→ **Source records**
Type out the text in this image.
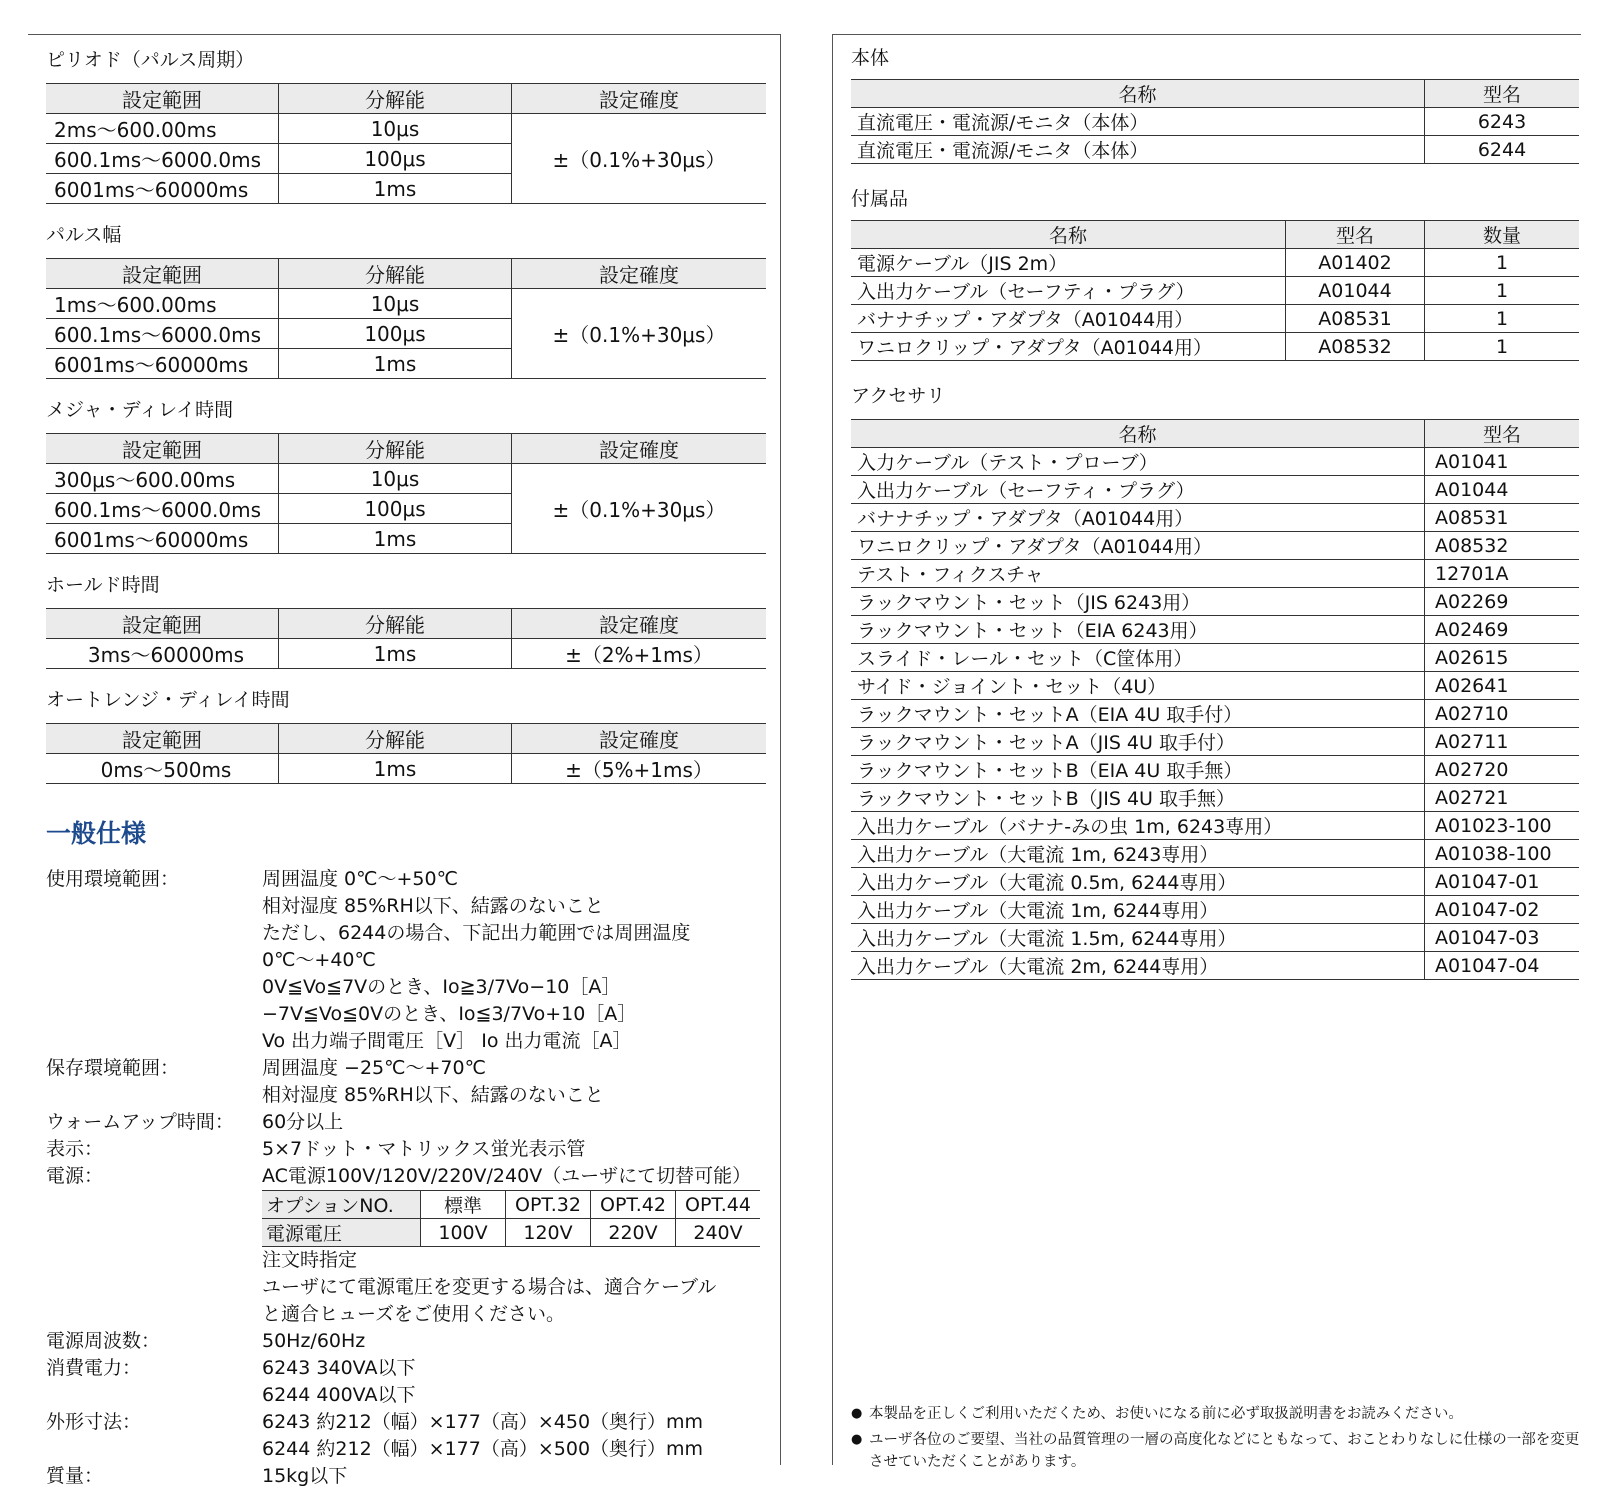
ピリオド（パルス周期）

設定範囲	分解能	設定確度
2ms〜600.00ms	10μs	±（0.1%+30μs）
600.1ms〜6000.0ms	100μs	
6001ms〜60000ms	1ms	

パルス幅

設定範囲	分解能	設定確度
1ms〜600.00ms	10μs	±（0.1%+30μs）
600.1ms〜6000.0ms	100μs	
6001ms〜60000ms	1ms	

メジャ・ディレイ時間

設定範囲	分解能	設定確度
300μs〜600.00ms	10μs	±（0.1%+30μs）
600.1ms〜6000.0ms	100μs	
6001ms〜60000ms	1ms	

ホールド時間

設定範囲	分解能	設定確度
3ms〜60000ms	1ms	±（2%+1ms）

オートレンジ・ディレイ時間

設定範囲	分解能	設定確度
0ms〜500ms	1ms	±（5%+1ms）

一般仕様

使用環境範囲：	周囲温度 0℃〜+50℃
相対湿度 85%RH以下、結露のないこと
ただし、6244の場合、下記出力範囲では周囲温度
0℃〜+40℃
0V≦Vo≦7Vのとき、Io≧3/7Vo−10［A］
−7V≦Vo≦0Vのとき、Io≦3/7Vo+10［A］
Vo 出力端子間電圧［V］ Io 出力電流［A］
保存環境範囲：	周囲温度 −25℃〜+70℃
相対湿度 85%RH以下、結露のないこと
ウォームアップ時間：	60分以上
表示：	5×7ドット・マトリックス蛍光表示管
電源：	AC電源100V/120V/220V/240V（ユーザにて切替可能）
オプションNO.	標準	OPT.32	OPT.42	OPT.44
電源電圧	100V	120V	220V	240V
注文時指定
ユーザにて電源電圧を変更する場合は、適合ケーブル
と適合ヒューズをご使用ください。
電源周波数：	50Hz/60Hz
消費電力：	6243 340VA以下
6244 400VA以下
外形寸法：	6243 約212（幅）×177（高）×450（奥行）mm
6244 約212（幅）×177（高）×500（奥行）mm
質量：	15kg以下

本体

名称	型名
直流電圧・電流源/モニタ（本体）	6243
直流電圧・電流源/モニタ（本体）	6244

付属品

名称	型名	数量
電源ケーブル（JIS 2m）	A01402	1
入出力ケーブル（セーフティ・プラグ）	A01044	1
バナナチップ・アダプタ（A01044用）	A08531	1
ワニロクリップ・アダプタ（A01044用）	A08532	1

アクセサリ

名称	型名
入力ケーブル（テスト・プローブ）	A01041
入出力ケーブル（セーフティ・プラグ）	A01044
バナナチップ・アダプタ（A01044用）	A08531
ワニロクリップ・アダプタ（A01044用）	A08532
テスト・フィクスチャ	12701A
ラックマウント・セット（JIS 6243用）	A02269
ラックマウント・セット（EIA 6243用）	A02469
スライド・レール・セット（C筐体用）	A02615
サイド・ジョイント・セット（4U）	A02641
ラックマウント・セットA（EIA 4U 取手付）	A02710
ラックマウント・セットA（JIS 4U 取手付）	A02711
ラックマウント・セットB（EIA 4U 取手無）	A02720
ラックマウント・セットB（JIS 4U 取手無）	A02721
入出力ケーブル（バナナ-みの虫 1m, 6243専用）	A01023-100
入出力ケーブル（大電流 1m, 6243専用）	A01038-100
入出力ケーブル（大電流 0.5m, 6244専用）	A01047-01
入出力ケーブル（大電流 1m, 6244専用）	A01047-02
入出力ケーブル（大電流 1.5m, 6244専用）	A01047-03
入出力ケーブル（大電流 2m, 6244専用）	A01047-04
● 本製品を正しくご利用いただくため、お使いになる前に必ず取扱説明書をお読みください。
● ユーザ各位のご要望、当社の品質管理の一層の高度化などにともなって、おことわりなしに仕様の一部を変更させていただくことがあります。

...

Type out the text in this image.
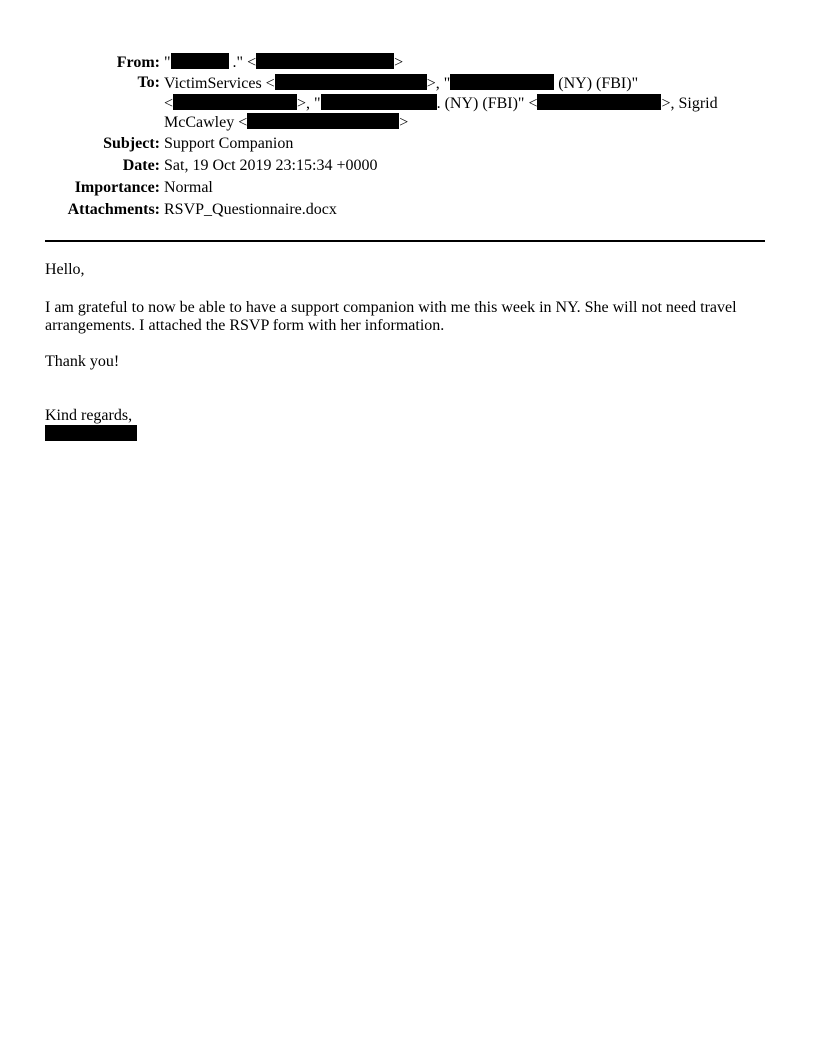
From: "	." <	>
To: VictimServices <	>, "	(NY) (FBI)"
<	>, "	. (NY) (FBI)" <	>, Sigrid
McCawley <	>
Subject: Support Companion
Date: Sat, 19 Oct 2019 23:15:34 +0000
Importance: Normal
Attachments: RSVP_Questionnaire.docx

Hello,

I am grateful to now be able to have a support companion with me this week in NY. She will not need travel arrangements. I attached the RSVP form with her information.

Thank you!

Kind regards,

→ **To be done**
Pick out and copy the lines of the material that include the word "セットA".

→ **Final result**
ラックマウント・セットA（EIA 4U 取手付）	A02710
ラックマウント・セットA（JIS 4U 取手付）	A02711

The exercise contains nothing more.